### [REQUIRED WORK]
Repeat all of the material exactly as given.

[Start of SUPPLIED INFORMATION]

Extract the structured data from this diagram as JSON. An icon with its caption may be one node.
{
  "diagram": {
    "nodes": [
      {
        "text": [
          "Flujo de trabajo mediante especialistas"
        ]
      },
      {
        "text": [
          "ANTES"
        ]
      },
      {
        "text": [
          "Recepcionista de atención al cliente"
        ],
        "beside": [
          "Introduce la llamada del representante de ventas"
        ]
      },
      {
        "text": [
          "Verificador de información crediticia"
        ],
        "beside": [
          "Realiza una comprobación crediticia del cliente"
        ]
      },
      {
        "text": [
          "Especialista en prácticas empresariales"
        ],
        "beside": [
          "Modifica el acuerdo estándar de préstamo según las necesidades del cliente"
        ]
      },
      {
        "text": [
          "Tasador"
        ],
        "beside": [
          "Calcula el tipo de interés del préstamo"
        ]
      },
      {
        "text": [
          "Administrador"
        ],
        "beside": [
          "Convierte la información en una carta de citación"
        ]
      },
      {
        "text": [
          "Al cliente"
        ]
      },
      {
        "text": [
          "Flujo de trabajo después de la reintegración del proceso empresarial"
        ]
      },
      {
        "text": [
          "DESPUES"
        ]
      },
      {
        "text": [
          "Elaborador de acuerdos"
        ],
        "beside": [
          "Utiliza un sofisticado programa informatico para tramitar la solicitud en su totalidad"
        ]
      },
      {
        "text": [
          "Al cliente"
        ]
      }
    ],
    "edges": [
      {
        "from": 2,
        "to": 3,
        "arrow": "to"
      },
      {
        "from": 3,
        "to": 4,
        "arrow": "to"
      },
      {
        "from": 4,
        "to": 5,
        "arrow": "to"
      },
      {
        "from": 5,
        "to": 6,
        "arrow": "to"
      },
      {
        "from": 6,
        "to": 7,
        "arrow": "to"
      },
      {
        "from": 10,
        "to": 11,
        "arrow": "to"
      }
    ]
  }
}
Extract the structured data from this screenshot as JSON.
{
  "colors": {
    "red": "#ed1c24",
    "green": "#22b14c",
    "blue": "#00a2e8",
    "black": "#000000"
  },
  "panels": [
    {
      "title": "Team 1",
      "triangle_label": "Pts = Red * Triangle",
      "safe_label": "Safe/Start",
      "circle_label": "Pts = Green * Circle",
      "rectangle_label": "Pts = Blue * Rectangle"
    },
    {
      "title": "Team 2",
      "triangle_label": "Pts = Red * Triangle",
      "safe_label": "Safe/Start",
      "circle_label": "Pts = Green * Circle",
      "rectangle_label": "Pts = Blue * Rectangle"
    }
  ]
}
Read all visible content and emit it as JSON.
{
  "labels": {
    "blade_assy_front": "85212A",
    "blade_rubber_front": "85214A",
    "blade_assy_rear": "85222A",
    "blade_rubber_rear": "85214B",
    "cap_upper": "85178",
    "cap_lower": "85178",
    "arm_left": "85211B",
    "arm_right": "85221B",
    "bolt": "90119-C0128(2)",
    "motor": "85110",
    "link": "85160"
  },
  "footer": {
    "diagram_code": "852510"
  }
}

[End of SUPPLIED INFORMATION]

### [SOLUTION BELOW]
Extract the structured data from this diagram as JSON. An icon with its caption may be one node.
{
  "diagram": {
    "nodes": [
      {
        "text": [
          "Flujo de trabajo mediante especialistas"
        ]
      },
      {
        "text": [
          "ANTES"
        ]
      },
      {
        "text": [
          "Recepcionista de atención al cliente"
        ],
        "beside": [
          "Introduce la llamada del representante de ventas"
        ]
      },
      {
        "text": [
          "Verificador de información crediticia"
        ],
        "beside": [
          "Realiza una comprobación crediticia del cliente"
        ]
      },
      {
        "text": [
          "Especialista en prácticas empresariales"
        ],
        "beside": [
          "Modifica el acuerdo estándar de préstamo según las necesidades del cliente"
        ]
      },
      {
        "text": [
          "Tasador"
        ],
        "beside": [
          "Calcula el tipo de interés del préstamo"
        ]
      },
      {
        "text": [
          "Administrador"
        ],
        "beside": [
          "Convierte la información en una carta de citación"
        ]
      },
      {
        "text": [
          "Al cliente"
        ]
      },
      {
        "text": [
          "Flujo de trabajo después de la reintegración del proceso empresarial"
        ]
      },
      {
        "text": [
          "DESPUES"
        ]
      },
      {
        "text": [
          "Elaborador de acuerdos"
        ],
        "beside": [
          "Utiliza un sofisticado programa informatico para tramitar la solicitud en su totalidad"
        ]
      },
      {
        "text": [
          "Al cliente"
        ]
      }
    ],
    "edges": [
      {
        "from": 2,
        "to": 3,
        "arrow": "to"
      },
      {
        "from": 3,
        "to": 4,
        "arrow": "to"
      },
      {
        "from": 4,
        "to": 5,
        "arrow": "to"
      },
      {
        "from": 5,
        "to": 6,
        "arrow": "to"
      },
      {
        "from": 6,
        "to": 7,
        "arrow": "to"
      },
      {
        "from": 10,
        "to": 11,
        "arrow": "to"
      }
    ]
  }
}
Extract the structured data from this screenshot as JSON.
{
  "colors": {
    "red": "#ed1c24",
    "green": "#22b14c",
    "blue": "#00a2e8",
    "black": "#000000"
  },
  "panels": [
    {
      "title": "Team 1",
      "triangle_label": "Pts = Red * Triangle",
      "safe_label": "Safe/Start",
      "circle_label": "Pts = Green * Circle",
      "rectangle_label": "Pts = Blue * Rectangle"
    },
    {
      "title": "Team 2",
      "triangle_label": "Pts = Red * Triangle",
      "safe_label": "Safe/Start",
      "circle_label": "Pts = Green * Circle",
      "rectangle_label": "Pts = Blue * Rectangle"
    }
  ]
}
Read all visible content and emit it as JSON.
{
  "labels": {
    "blade_assy_front": "85212A",
    "blade_rubber_front": "85214A",
    "blade_assy_rear": "85222A",
    "blade_rubber_rear": "85214B",
    "cap_upper": "85178",
    "cap_lower": "85178",
    "arm_left": "85211B",
    "arm_right": "85221B",
    "bolt": "90119-C0128(2)",
    "motor": "85110",
    "link": "85160"
  },
  "footer": {
    "diagram_code": "852510"
  }
}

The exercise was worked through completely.